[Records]
::::::::

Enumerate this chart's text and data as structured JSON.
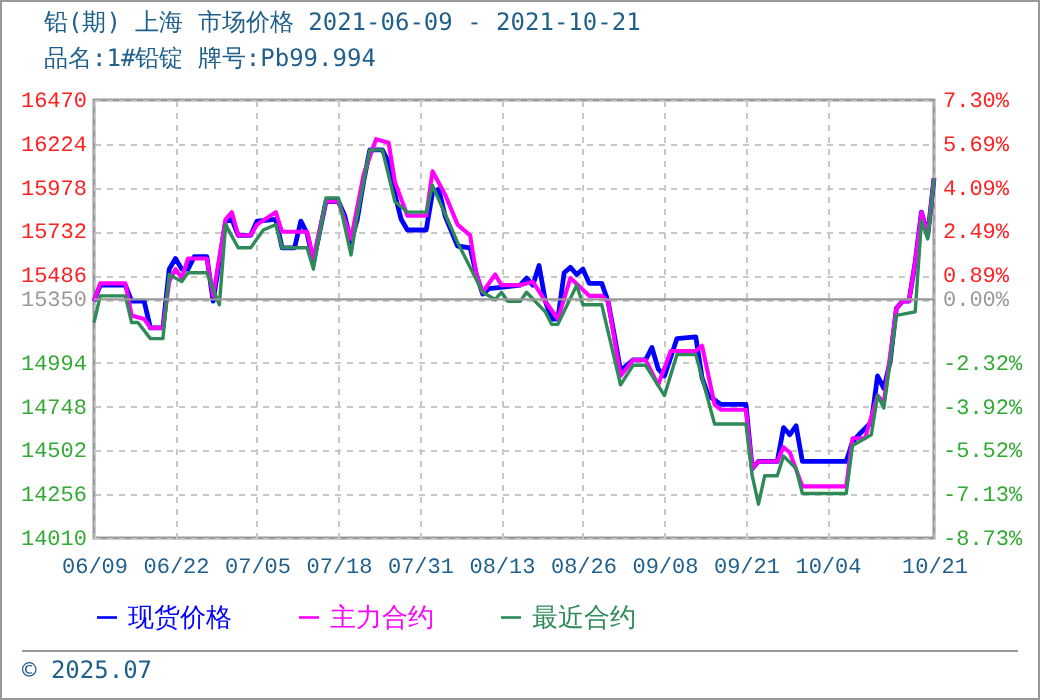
{
  "chart_data": {
    "type": "line",
    "title": "铅(期) 上海 市场价格 2021-06-09 - 2021-10-21",
    "subtitle": "品名:1#铅锭 牌号:Pb99.994",
    "xlim": [
      "2021-06-09",
      "2021-10-21"
    ],
    "xticks": [
      {
        "value": "2021-06-09",
        "label": "06/09"
      },
      {
        "value": "2021-06-22",
        "label": "06/22"
      },
      {
        "value": "2021-07-05",
        "label": "07/05"
      },
      {
        "value": "2021-07-18",
        "label": "07/18"
      },
      {
        "value": "2021-07-31",
        "label": "07/31"
      },
      {
        "value": "2021-08-13",
        "label": "08/13"
      },
      {
        "value": "2021-08-26",
        "label": "08/26"
      },
      {
        "value": "2021-09-08",
        "label": "09/08"
      },
      {
        "value": "2021-09-21",
        "label": "09/21"
      },
      {
        "value": "2021-10-04",
        "label": "10/04"
      },
      {
        "value": "2021-10-21",
        "label": "10/21"
      }
    ],
    "ylim": [
      14010,
      16470
    ],
    "yticks": [
      14010,
      14256,
      14502,
      14748,
      14994,
      15350,
      15486,
      15732,
      15978,
      16224,
      16470
    ],
    "y2lim": [
      -8.73,
      7.3
    ],
    "y2ticks": [
      {
        "value": -8.73,
        "label": "-8.73%"
      },
      {
        "value": -7.13,
        "label": "-7.13%"
      },
      {
        "value": -5.52,
        "label": "-5.52%"
      },
      {
        "value": -3.92,
        "label": "-3.92%"
      },
      {
        "value": -2.32,
        "label": "-2.32%"
      },
      {
        "value": 0,
        "label": "0.00%"
      },
      {
        "value": 0.89,
        "label": "0.89%"
      },
      {
        "value": 2.49,
        "label": "2.49%"
      },
      {
        "value": 4.09,
        "label": "4.09%"
      },
      {
        "value": 5.69,
        "label": "5.69%"
      },
      {
        "value": 7.3,
        "label": "7.30%"
      }
    ],
    "grid": true,
    "legend": "bottom",
    "ref_lines": [
      {
        "axis": "y",
        "value": 15350,
        "color": "#999999"
      }
    ],
    "annotations": [
      "© 2025.07"
    ],
    "series": [
      {
        "name": "现货价格",
        "color": "#0000ff",
        "x": [
          "2021-06-09",
          "2021-06-10",
          "2021-06-14",
          "2021-06-15",
          "2021-06-17",
          "2021-06-18",
          "2021-06-20",
          "2021-06-21",
          "2021-06-22",
          "2021-06-23",
          "2021-06-24",
          "2021-06-25",
          "2021-06-27",
          "2021-06-28",
          "2021-06-30",
          "2021-07-01",
          "2021-07-02",
          "2021-07-04",
          "2021-07-05",
          "2021-07-08",
          "2021-07-09",
          "2021-07-11",
          "2021-07-12",
          "2021-07-13",
          "2021-07-14",
          "2021-07-16",
          "2021-07-18",
          "2021-07-19",
          "2021-07-20",
          "2021-07-21",
          "2021-07-22",
          "2021-07-23",
          "2021-07-25",
          "2021-07-26",
          "2021-07-27",
          "2021-07-28",
          "2021-07-29",
          "2021-08-01",
          "2021-08-02",
          "2021-08-03",
          "2021-08-04",
          "2021-08-06",
          "2021-08-08",
          "2021-08-09",
          "2021-08-10",
          "2021-08-11",
          "2021-08-16",
          "2021-08-17",
          "2021-08-18",
          "2021-08-19",
          "2021-08-20",
          "2021-08-21",
          "2021-08-22",
          "2021-08-23",
          "2021-08-24",
          "2021-08-25",
          "2021-08-26",
          "2021-08-27",
          "2021-08-29",
          "2021-08-30",
          "2021-08-31",
          "2021-09-01",
          "2021-09-03",
          "2021-09-05",
          "2021-09-06",
          "2021-09-07",
          "2021-09-08",
          "2021-09-10",
          "2021-09-13",
          "2021-09-14",
          "2021-09-15",
          "2021-09-17",
          "2021-09-21",
          "2021-09-22",
          "2021-09-23",
          "2021-09-26",
          "2021-09-27",
          "2021-09-28",
          "2021-09-29",
          "2021-09-30",
          "2021-10-07",
          "2021-10-08",
          "2021-10-09",
          "2021-10-11",
          "2021-10-12",
          "2021-10-13",
          "2021-10-14",
          "2021-10-15",
          "2021-10-16",
          "2021-10-17",
          "2021-10-18",
          "2021-10-19",
          "2021-10-20",
          "2021-10-21"
        ],
        "values": [
          15340,
          15430,
          15430,
          15340,
          15340,
          15190,
          15190,
          15520,
          15580,
          15520,
          15520,
          15590,
          15590,
          15340,
          15790,
          15800,
          15710,
          15710,
          15790,
          15800,
          15640,
          15640,
          15790,
          15720,
          15560,
          15900,
          15900,
          15820,
          15670,
          15800,
          16010,
          16190,
          16190,
          16120,
          15940,
          15800,
          15740,
          15740,
          15950,
          15970,
          15820,
          15650,
          15640,
          15490,
          15380,
          15410,
          15430,
          15470,
          15430,
          15540,
          15340,
          15240,
          15240,
          15500,
          15530,
          15490,
          15520,
          15440,
          15440,
          15340,
          15150,
          14950,
          15010,
          15010,
          15080,
          14960,
          14920,
          15130,
          15140,
          14910,
          14810,
          14760,
          14760,
          14400,
          14440,
          14440,
          14630,
          14590,
          14640,
          14440,
          14440,
          14550,
          14590,
          14660,
          14920,
          14850,
          15000,
          15300,
          15340,
          15340,
          15560,
          15840,
          15710,
          16030
        ]
      },
      {
        "name": "主力合约",
        "color": "#ff00ff",
        "x": [
          "2021-06-09",
          "2021-06-10",
          "2021-06-14",
          "2021-06-15",
          "2021-06-17",
          "2021-06-18",
          "2021-06-20",
          "2021-06-21",
          "2021-06-22",
          "2021-06-23",
          "2021-06-24",
          "2021-06-27",
          "2021-06-28",
          "2021-06-30",
          "2021-07-01",
          "2021-07-02",
          "2021-07-04",
          "2021-07-05",
          "2021-07-08",
          "2021-07-09",
          "2021-07-13",
          "2021-07-14",
          "2021-07-16",
          "2021-07-18",
          "2021-07-20",
          "2021-07-22",
          "2021-07-24",
          "2021-07-26",
          "2021-07-27",
          "2021-07-29",
          "2021-08-01",
          "2021-08-02",
          "2021-08-04",
          "2021-08-06",
          "2021-08-08",
          "2021-08-09",
          "2021-08-10",
          "2021-08-12",
          "2021-08-13",
          "2021-08-16",
          "2021-08-18",
          "2021-08-20",
          "2021-08-22",
          "2021-08-24",
          "2021-08-27",
          "2021-08-29",
          "2021-08-30",
          "2021-09-01",
          "2021-09-03",
          "2021-09-05",
          "2021-09-07",
          "2021-09-09",
          "2021-09-13",
          "2021-09-14",
          "2021-09-16",
          "2021-09-17",
          "2021-09-21",
          "2021-09-22",
          "2021-09-23",
          "2021-09-26",
          "2021-09-27",
          "2021-09-28",
          "2021-09-30",
          "2021-10-07",
          "2021-10-08",
          "2021-10-10",
          "2021-10-12",
          "2021-10-13",
          "2021-10-15",
          "2021-10-16",
          "2021-10-17",
          "2021-10-18",
          "2021-10-19",
          "2021-10-20",
          "2021-10-21"
        ],
        "values": [
          15340,
          15440,
          15440,
          15260,
          15240,
          15190,
          15190,
          15450,
          15520,
          15470,
          15580,
          15580,
          15370,
          15800,
          15840,
          15710,
          15710,
          15770,
          15840,
          15730,
          15730,
          15580,
          15900,
          15900,
          15690,
          16050,
          16250,
          16230,
          16010,
          15820,
          15820,
          16070,
          15940,
          15770,
          15710,
          15490,
          15390,
          15490,
          15430,
          15430,
          15450,
          15340,
          15240,
          15470,
          15370,
          15370,
          15340,
          14920,
          15010,
          15010,
          14870,
          15060,
          15060,
          15090,
          14760,
          14730,
          14730,
          14400,
          14440,
          14440,
          14520,
          14490,
          14300,
          14300,
          14570,
          14570,
          14810,
          14770,
          15300,
          15340,
          15340,
          15560,
          15840,
          15710,
          16030
        ]
      },
      {
        "name": "最近合约",
        "color": "#2e8b57",
        "x": [
          "2021-06-09",
          "2021-06-10",
          "2021-06-14",
          "2021-06-15",
          "2021-06-16",
          "2021-06-18",
          "2021-06-20",
          "2021-06-21",
          "2021-06-23",
          "2021-06-24",
          "2021-06-27",
          "2021-06-29",
          "2021-06-30",
          "2021-07-02",
          "2021-07-04",
          "2021-07-06",
          "2021-07-08",
          "2021-07-09",
          "2021-07-13",
          "2021-07-14",
          "2021-07-16",
          "2021-07-18",
          "2021-07-20",
          "2021-07-21",
          "2021-07-23",
          "2021-07-25",
          "2021-07-27",
          "2021-07-29",
          "2021-08-01",
          "2021-08-02",
          "2021-08-06",
          "2021-08-10",
          "2021-08-12",
          "2021-08-13",
          "2021-08-14",
          "2021-08-16",
          "2021-08-17",
          "2021-08-20",
          "2021-08-21",
          "2021-08-22",
          "2021-08-25",
          "2021-08-26",
          "2021-08-29",
          "2021-09-01",
          "2021-09-03",
          "2021-09-05",
          "2021-09-08",
          "2021-09-10",
          "2021-09-13",
          "2021-09-16",
          "2021-09-21",
          "2021-09-22",
          "2021-09-23",
          "2021-09-24",
          "2021-09-26",
          "2021-09-27",
          "2021-09-29",
          "2021-09-30",
          "2021-10-07",
          "2021-10-08",
          "2021-10-11",
          "2021-10-12",
          "2021-10-13",
          "2021-10-14",
          "2021-10-15",
          "2021-10-18",
          "2021-10-19",
          "2021-10-20",
          "2021-10-21"
        ],
        "values": [
          15220,
          15370,
          15370,
          15220,
          15220,
          15130,
          15130,
          15490,
          15450,
          15500,
          15500,
          15320,
          15770,
          15640,
          15640,
          15740,
          15770,
          15640,
          15640,
          15520,
          15920,
          15920,
          15600,
          15820,
          16190,
          16190,
          15900,
          15840,
          15840,
          15990,
          15670,
          15390,
          15350,
          15390,
          15340,
          15340,
          15390,
          15280,
          15210,
          15210,
          15430,
          15320,
          15320,
          14870,
          14980,
          14980,
          14810,
          15040,
          15040,
          14650,
          14650,
          14360,
          14200,
          14360,
          14360,
          14470,
          14400,
          14260,
          14260,
          14530,
          14590,
          14810,
          14740,
          15000,
          15260,
          15280,
          15790,
          15690,
          16030
        ]
      }
    ]
  }
}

::::::::

■ STATED GOAL ■
Reproduce each line of the entries in which the word "color" is found.

■ RESPONSE TO THE TASK ■
        "color": "#999999"
        "color": "#0000ff",
        "color": "#ff00ff",
        "color": "#2e8b57",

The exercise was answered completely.